== TO DO ==
Extract every record, keeping each one exactly as it is.

== RECORDS SUPPLIED ==
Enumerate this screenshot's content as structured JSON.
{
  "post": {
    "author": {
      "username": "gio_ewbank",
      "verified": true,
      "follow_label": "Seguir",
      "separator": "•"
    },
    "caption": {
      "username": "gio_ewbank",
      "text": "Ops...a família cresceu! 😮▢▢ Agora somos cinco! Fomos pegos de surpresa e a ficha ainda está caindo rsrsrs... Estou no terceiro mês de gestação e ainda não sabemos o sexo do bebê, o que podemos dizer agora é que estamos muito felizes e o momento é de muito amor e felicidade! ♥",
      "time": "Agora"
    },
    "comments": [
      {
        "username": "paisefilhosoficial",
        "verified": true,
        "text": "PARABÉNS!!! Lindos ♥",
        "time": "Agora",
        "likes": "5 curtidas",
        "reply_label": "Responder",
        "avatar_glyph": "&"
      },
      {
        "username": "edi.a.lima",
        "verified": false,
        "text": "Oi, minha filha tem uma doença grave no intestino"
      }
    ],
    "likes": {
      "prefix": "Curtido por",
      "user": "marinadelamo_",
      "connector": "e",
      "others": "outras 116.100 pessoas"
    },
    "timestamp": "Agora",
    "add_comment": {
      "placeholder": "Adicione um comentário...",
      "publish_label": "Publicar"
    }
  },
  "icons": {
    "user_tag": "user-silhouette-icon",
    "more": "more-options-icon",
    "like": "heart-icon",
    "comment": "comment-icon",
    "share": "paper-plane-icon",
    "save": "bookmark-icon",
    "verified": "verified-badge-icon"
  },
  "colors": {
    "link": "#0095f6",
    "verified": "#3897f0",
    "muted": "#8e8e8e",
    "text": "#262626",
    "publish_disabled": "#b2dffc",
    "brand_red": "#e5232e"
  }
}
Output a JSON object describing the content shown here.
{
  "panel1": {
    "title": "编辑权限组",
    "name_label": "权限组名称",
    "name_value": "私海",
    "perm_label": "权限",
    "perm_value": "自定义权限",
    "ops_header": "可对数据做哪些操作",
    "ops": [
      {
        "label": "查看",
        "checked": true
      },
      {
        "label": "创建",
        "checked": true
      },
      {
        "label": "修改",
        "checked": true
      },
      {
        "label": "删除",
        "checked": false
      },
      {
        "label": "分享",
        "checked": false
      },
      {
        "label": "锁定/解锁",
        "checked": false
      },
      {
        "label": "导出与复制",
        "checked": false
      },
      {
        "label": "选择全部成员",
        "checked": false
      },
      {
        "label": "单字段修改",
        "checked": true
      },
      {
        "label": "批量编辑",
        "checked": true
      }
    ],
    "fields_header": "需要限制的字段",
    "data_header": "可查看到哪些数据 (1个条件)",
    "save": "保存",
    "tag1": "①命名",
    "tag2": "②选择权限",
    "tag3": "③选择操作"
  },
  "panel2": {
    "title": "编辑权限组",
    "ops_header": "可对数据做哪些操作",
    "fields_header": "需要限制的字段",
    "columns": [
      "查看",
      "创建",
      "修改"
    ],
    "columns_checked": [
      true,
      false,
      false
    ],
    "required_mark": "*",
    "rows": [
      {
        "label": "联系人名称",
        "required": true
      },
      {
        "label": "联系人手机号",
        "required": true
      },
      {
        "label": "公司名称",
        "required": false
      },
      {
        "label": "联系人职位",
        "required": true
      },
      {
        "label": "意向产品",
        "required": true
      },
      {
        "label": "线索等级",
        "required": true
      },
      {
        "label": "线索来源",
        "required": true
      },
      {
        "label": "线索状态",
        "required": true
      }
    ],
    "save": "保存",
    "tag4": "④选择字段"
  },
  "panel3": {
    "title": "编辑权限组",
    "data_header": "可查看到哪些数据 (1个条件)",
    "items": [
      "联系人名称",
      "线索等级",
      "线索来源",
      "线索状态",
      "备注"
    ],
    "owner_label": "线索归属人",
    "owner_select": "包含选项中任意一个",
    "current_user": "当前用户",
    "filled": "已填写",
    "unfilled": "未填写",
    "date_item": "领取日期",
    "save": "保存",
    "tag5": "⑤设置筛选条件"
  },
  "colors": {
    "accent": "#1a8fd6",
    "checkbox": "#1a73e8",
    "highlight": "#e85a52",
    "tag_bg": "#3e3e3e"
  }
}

== TASK SOLUTION ==
Enumerate this screenshot's content as structured JSON.
{
  "post": {
    "author": {
      "username": "gio_ewbank",
      "verified": true,
      "follow_label": "Seguir",
      "separator": "•"
    },
    "caption": {
      "username": "gio_ewbank",
      "text": "Ops...a família cresceu! 😮▢▢ Agora somos cinco! Fomos pegos de surpresa e a ficha ainda está caindo rsrsrs... Estou no terceiro mês de gestação e ainda não sabemos o sexo do bebê, o que podemos dizer agora é que estamos muito felizes e o momento é de muito amor e felicidade! ♥",
      "time": "Agora"
    },
    "comments": [
      {
        "username": "paisefilhosoficial",
        "verified": true,
        "text": "PARABÉNS!!! Lindos ♥",
        "time": "Agora",
        "likes": "5 curtidas",
        "reply_label": "Responder",
        "avatar_glyph": "&"
      },
      {
        "username": "edi.a.lima",
        "verified": false,
        "text": "Oi, minha filha tem uma doença grave no intestino"
      }
    ],
    "likes": {
      "prefix": "Curtido por",
      "user": "marinadelamo_",
      "connector": "e",
      "others": "outras 116.100 pessoas"
    },
    "timestamp": "Agora",
    "add_comment": {
      "placeholder": "Adicione um comentário...",
      "publish_label": "Publicar"
    }
  },
  "icons": {
    "user_tag": "user-silhouette-icon",
    "more": "more-options-icon",
    "like": "heart-icon",
    "comment": "comment-icon",
    "share": "paper-plane-icon",
    "save": "bookmark-icon",
    "verified": "verified-badge-icon"
  },
  "colors": {
    "link": "#0095f6",
    "verified": "#3897f0",
    "muted": "#8e8e8e",
    "text": "#262626",
    "publish_disabled": "#b2dffc",
    "brand_red": "#e5232e"
  }
}
Output a JSON object describing the content shown here.
{
  "panel1": {
    "title": "编辑权限组",
    "name_label": "权限组名称",
    "name_value": "私海",
    "perm_label": "权限",
    "perm_value": "自定义权限",
    "ops_header": "可对数据做哪些操作",
    "ops": [
      {
        "label": "查看",
        "checked": true
      },
      {
        "label": "创建",
        "checked": true
      },
      {
        "label": "修改",
        "checked": true
      },
      {
        "label": "删除",
        "checked": false
      },
      {
        "label": "分享",
        "checked": false
      },
      {
        "label": "锁定/解锁",
        "checked": false
      },
      {
        "label": "导出与复制",
        "checked": false
      },
      {
        "label": "选择全部成员",
        "checked": false
      },
      {
        "label": "单字段修改",
        "checked": true
      },
      {
        "label": "批量编辑",
        "checked": true
      }
    ],
    "fields_header": "需要限制的字段",
    "data_header": "可查看到哪些数据 (1个条件)",
    "save": "保存",
    "tag1": "①命名",
    "tag2": "②选择权限",
    "tag3": "③选择操作"
  },
  "panel2": {
    "title": "编辑权限组",
    "ops_header": "可对数据做哪些操作",
    "fields_header": "需要限制的字段",
    "columns": [
      "查看",
      "创建",
      "修改"
    ],
    "columns_checked": [
      true,
      false,
      false
    ],
    "required_mark": "*",
    "rows": [
      {
        "label": "联系人名称",
        "required": true
      },
      {
        "label": "联系人手机号",
        "required": true
      },
      {
        "label": "公司名称",
        "required": false
      },
      {
        "label": "联系人职位",
        "required": true
      },
      {
        "label": "意向产品",
        "required": true
      },
      {
        "label": "线索等级",
        "required": true
      },
      {
        "label": "线索来源",
        "required": true
      },
      {
        "label": "线索状态",
        "required": true
      }
    ],
    "save": "保存",
    "tag4": "④选择字段"
  },
  "panel3": {
    "title": "编辑权限组",
    "data_header": "可查看到哪些数据 (1个条件)",
    "items": [
      "联系人名称",
      "线索等级",
      "线索来源",
      "线索状态",
      "备注"
    ],
    "owner_label": "线索归属人",
    "owner_select": "包含选项中任意一个",
    "current_user": "当前用户",
    "filled": "已填写",
    "unfilled": "未填写",
    "date_item": "领取日期",
    "save": "保存",
    "tag5": "⑤设置筛选条件"
  },
  "colors": {
    "accent": "#1a8fd6",
    "checkbox": "#1a73e8",
    "highlight": "#e85a52",
    "tag_bg": "#3e3e3e"
  }
}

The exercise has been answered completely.